* BEGIN *

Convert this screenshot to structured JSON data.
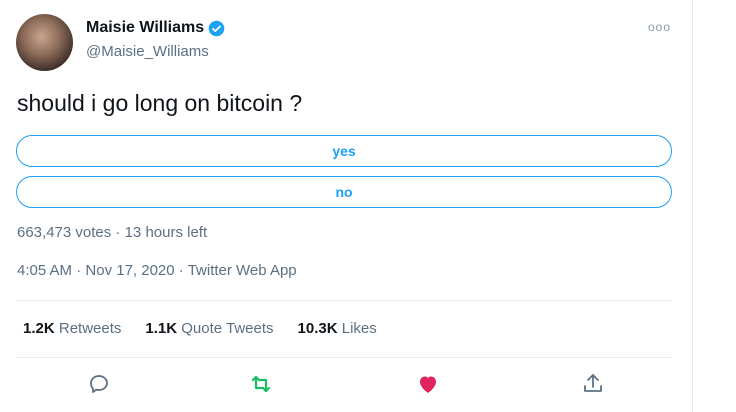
{
  "author": {
    "name": "Maisie Williams",
    "handle": "@Maisie_Williams"
  },
  "more_label": "ooo",
  "tweet": {
    "text": "should i go long on bitcoin ?"
  },
  "poll": {
    "options": [
      "yes",
      "no"
    ],
    "votes": "663,473 votes",
    "separator": "·",
    "time_left": "13 hours left"
  },
  "meta": {
    "time": "4:05 AM",
    "date": "Nov 17, 2020",
    "source": "Twitter Web App",
    "separator": "·"
  },
  "stats": {
    "retweets_count": "1.2K",
    "retweets_label": "Retweets",
    "quotes_count": "1.1K",
    "quotes_label": "Quote Tweets",
    "likes_count": "10.3K",
    "likes_label": "Likes"
  },
  "colors": {
    "accent": "#1da1f2",
    "retweet_green": "#17bf63",
    "like_red": "#e0245e"
  },
  "icons": [
    "verified-badge-icon",
    "reply-icon",
    "retweet-icon",
    "like-icon",
    "share-icon"
  ]
}
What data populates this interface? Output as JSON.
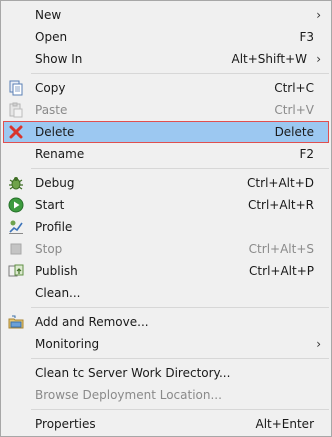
{
  "menu": {
    "new": {
      "label": "New"
    },
    "open": {
      "label": "Open",
      "shortcut": "F3"
    },
    "show_in": {
      "label": "Show In",
      "shortcut": "Alt+Shift+W"
    },
    "copy": {
      "label": "Copy",
      "shortcut": "Ctrl+C",
      "icon": "copy-icon"
    },
    "paste": {
      "label": "Paste",
      "shortcut": "Ctrl+V",
      "icon": "paste-icon",
      "disabled": true
    },
    "delete": {
      "label": "Delete",
      "shortcut": "Delete",
      "icon": "delete-icon",
      "selected": true
    },
    "rename": {
      "label": "Rename",
      "shortcut": "F2"
    },
    "debug": {
      "label": "Debug",
      "shortcut": "Ctrl+Alt+D",
      "icon": "debug-bug-icon"
    },
    "start": {
      "label": "Start",
      "shortcut": "Ctrl+Alt+R",
      "icon": "start-play-icon"
    },
    "profile": {
      "label": "Profile",
      "icon": "profile-icon"
    },
    "stop": {
      "label": "Stop",
      "shortcut": "Ctrl+Alt+S",
      "icon": "stop-icon",
      "disabled": true
    },
    "publish": {
      "label": "Publish",
      "shortcut": "Ctrl+Alt+P",
      "icon": "publish-icon"
    },
    "clean": {
      "label": "Clean..."
    },
    "add_remove": {
      "label": "Add and Remove...",
      "icon": "add-remove-icon"
    },
    "monitoring": {
      "label": "Monitoring"
    },
    "clean_tc": {
      "label": "Clean tc Server Work Directory..."
    },
    "browse_deploy": {
      "label": "Browse Deployment Location...",
      "disabled": true
    },
    "properties": {
      "label": "Properties",
      "shortcut": "Alt+Enter"
    }
  },
  "colors": {
    "selection_bg": "#9cc8f1",
    "selection_border": "#e04f4f",
    "disabled_text": "#8a8a8a"
  }
}
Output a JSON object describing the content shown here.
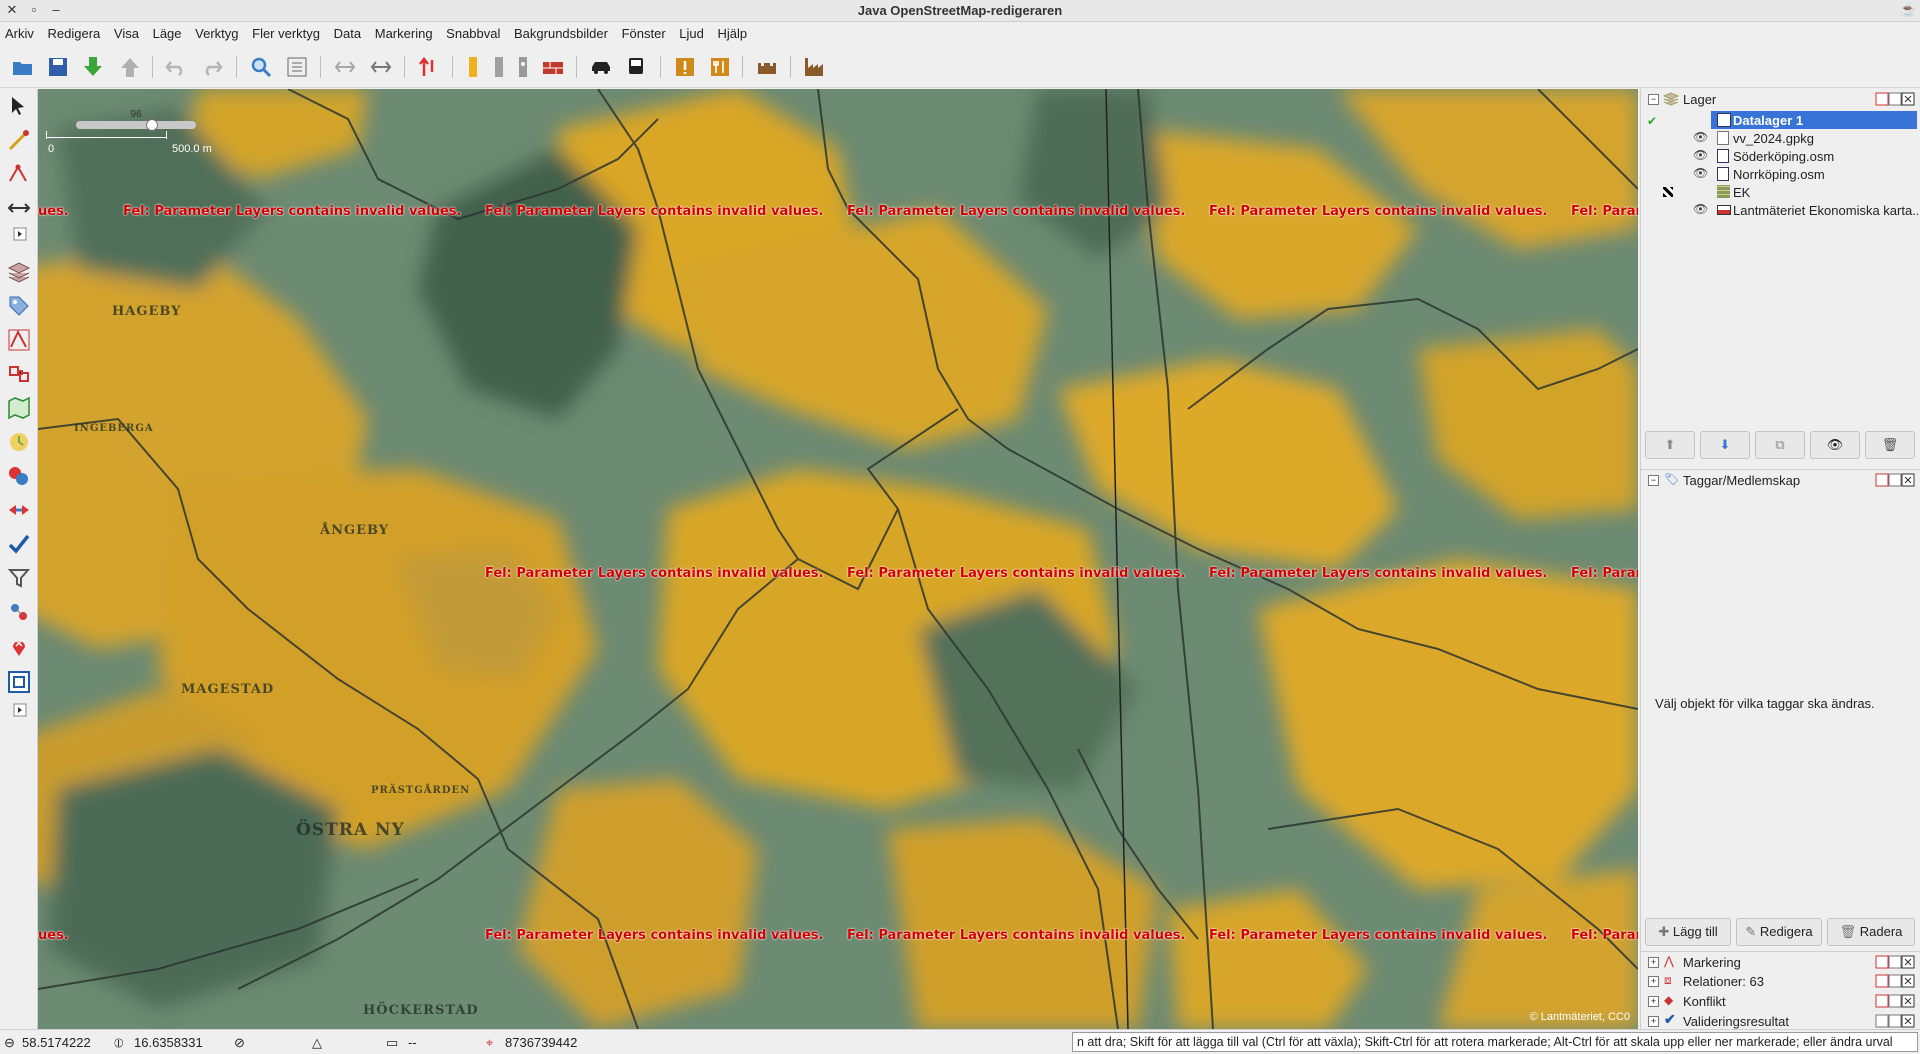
{
  "window": {
    "title": "Java OpenStreetMap-redigeraren"
  },
  "menu": [
    "Arkiv",
    "Redigera",
    "Visa",
    "Läge",
    "Verktyg",
    "Fler verktyg",
    "Data",
    "Markering",
    "Snabbval",
    "Bakgrundsbilder",
    "Fönster",
    "Ljud",
    "Hjälp"
  ],
  "map": {
    "error_text": "Fel: Parameter Layers contains invalid values.",
    "error_text_left": "ues.",
    "error_text_right": "Fel: Param",
    "scale": {
      "zero": "0",
      "distance": "500.0 m",
      "zoom": "96"
    },
    "attribution": "© Lantmäteriet, CC0",
    "places": [
      "HAGEBY",
      "ÅNGEBY",
      "MAGESTAD",
      "ÖSTRA NY",
      "HÖCKERSTAD",
      "PRÄSTGÅRDEN",
      "INGEBERGA"
    ]
  },
  "layers_panel": {
    "title": "Lager",
    "layers": [
      {
        "name": "Datalager 1",
        "active": true
      },
      {
        "name": "vv_2024.gpkg"
      },
      {
        "name": "Söderköping.osm"
      },
      {
        "name": "Norrköping.osm"
      },
      {
        "name": "EK"
      },
      {
        "name": "Lantmäteriet Ekonomiska karta..."
      }
    ]
  },
  "tags_panel": {
    "title": "Taggar/Medlemskap",
    "empty_text": "Välj objekt för vilka taggar ska ändras.",
    "add_label": "Lägg till",
    "edit_label": "Redigera",
    "delete_label": "Radera"
  },
  "collapsed_panels": [
    "Markering",
    "Relationer: 63",
    "Konflikt",
    "Valideringsresultat"
  ],
  "status": {
    "lat": "58.5174222",
    "lon": "16.6358331",
    "heading": "",
    "angle": "",
    "length": "--",
    "id": "8736739442",
    "help": "n att dra; Skift för att lägga till val (Ctrl för att växla); Skift-Ctrl för att rotera markerade; Alt-Ctrl för att skala upp eller ner markerade; eller ändra urval"
  },
  "colors": {
    "accent": "#3874d8",
    "error": "#d20000",
    "field": "#e2a820",
    "forest": "#5e7f68"
  }
}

* END *

Goal:
Write out again every line above exactly as given; the pictures do not belong in the copy.

Answer below:
Convert this screenshot to structured JSON data.
{
  "author": {
    "name": "Maisie Williams",
    "handle": "@Maisie_Williams"
  },
  "more_label": "ooo",
  "tweet": {
    "text": "should i go long on bitcoin ?"
  },
  "poll": {
    "options": [
      "yes",
      "no"
    ],
    "votes": "663,473 votes",
    "separator": "·",
    "time_left": "13 hours left"
  },
  "meta": {
    "time": "4:05 AM",
    "date": "Nov 17, 2020",
    "source": "Twitter Web App",
    "separator": "·"
  },
  "stats": {
    "retweets_count": "1.2K",
    "retweets_label": "Retweets",
    "quotes_count": "1.1K",
    "quotes_label": "Quote Tweets",
    "likes_count": "10.3K",
    "likes_label": "Likes"
  },
  "colors": {
    "accent": "#1da1f2",
    "retweet_green": "#17bf63",
    "like_red": "#e0245e"
  },
  "icons": [
    "verified-badge-icon",
    "reply-icon",
    "retweet-icon",
    "like-icon",
    "share-icon"
  ]
}
What data populates this interface? Output as JSON.
{
  "menu": {
    "new": {
      "label": "New"
    },
    "open": {
      "label": "Open",
      "shortcut": "F3"
    },
    "show_in": {
      "label": "Show In",
      "shortcut": "Alt+Shift+W"
    },
    "copy": {
      "label": "Copy",
      "shortcut": "Ctrl+C",
      "icon": "copy-icon"
    },
    "paste": {
      "label": "Paste",
      "shortcut": "Ctrl+V",
      "icon": "paste-icon",
      "disabled": true
    },
    "delete": {
      "label": "Delete",
      "shortcut": "Delete",
      "icon": "delete-icon",
      "selected": true
    },
    "rename": {
      "label": "Rename",
      "shortcut": "F2"
    },
    "debug": {
      "label": "Debug",
      "shortcut": "Ctrl+Alt+D",
      "icon": "debug-bug-icon"
    },
    "start": {
      "label": "Start",
      "shortcut": "Ctrl+Alt+R",
      "icon": "start-play-icon"
    },
    "profile": {
      "label": "Profile",
      "icon": "profile-icon"
    },
    "stop": {
      "label": "Stop",
      "shortcut": "Ctrl+Alt+S",
      "icon": "stop-icon",
      "disabled": true
    },
    "publish": {
      "label": "Publish",
      "shortcut": "Ctrl+Alt+P",
      "icon": "publish-icon"
    },
    "clean": {
      "label": "Clean..."
    },
    "add_remove": {
      "label": "Add and Remove...",
      "icon": "add-remove-icon"
    },
    "monitoring": {
      "label": "Monitoring"
    },
    "clean_tc": {
      "label": "Clean tc Server Work Directory..."
    },
    "browse_deploy": {
      "label": "Browse Deployment Location...",
      "disabled": true
    },
    "properties": {
      "label": "Properties",
      "shortcut": "Alt+Enter"
    }
  },
  "colors": {
    "selection_bg": "#9cc8f1",
    "selection_border": "#e04f4f",
    "disabled_text": "#8a8a8a"
  }
}
Output a JSON object describing the content shown here.
{
  "window": {
    "title": "Java OpenStreetMap-redigeraren"
  },
  "menu": [
    "Arkiv",
    "Redigera",
    "Visa",
    "Läge",
    "Verktyg",
    "Fler verktyg",
    "Data",
    "Markering",
    "Snabbval",
    "Bakgrundsbilder",
    "Fönster",
    "Ljud",
    "Hjälp"
  ],
  "map": {
    "error_text": "Fel: Parameter Layers contains invalid values.",
    "error_text_left": "ues.",
    "error_text_right": "Fel: Param",
    "scale": {
      "zero": "0",
      "distance": "500.0 m",
      "zoom": "96"
    },
    "attribution": "© Lantmäteriet, CC0",
    "places": [
      "HAGEBY",
      "ÅNGEBY",
      "MAGESTAD",
      "ÖSTRA NY",
      "HÖCKERSTAD",
      "PRÄSTGÅRDEN",
      "INGEBERGA"
    ]
  },
  "layers_panel": {
    "title": "Lager",
    "layers": [
      {
        "name": "Datalager 1",
        "active": true
      },
      {
        "name": "vv_2024.gpkg"
      },
      {
        "name": "Söderköping.osm"
      },
      {
        "name": "Norrköping.osm"
      },
      {
        "name": "EK"
      },
      {
        "name": "Lantmäteriet Ekonomiska karta..."
      }
    ]
  },
  "tags_panel": {
    "title": "Taggar/Medlemskap",
    "empty_text": "Välj objekt för vilka taggar ska ändras.",
    "add_label": "Lägg till",
    "edit_label": "Redigera",
    "delete_label": "Radera"
  },
  "collapsed_panels": [
    "Markering",
    "Relationer: 63",
    "Konflikt",
    "Valideringsresultat"
  ],
  "status": {
    "lat": "58.5174222",
    "lon": "16.6358331",
    "heading": "",
    "angle": "",
    "length": "--",
    "id": "8736739442",
    "help": "n att dra; Skift för att lägga till val (Ctrl för att växla); Skift-Ctrl för att rotera markerade; Alt-Ctrl för att skala upp eller ner markerade; eller ändra urval"
  },
  "colors": {
    "accent": "#3874d8",
    "error": "#d20000",
    "field": "#e2a820",
    "forest": "#5e7f68"
  }
}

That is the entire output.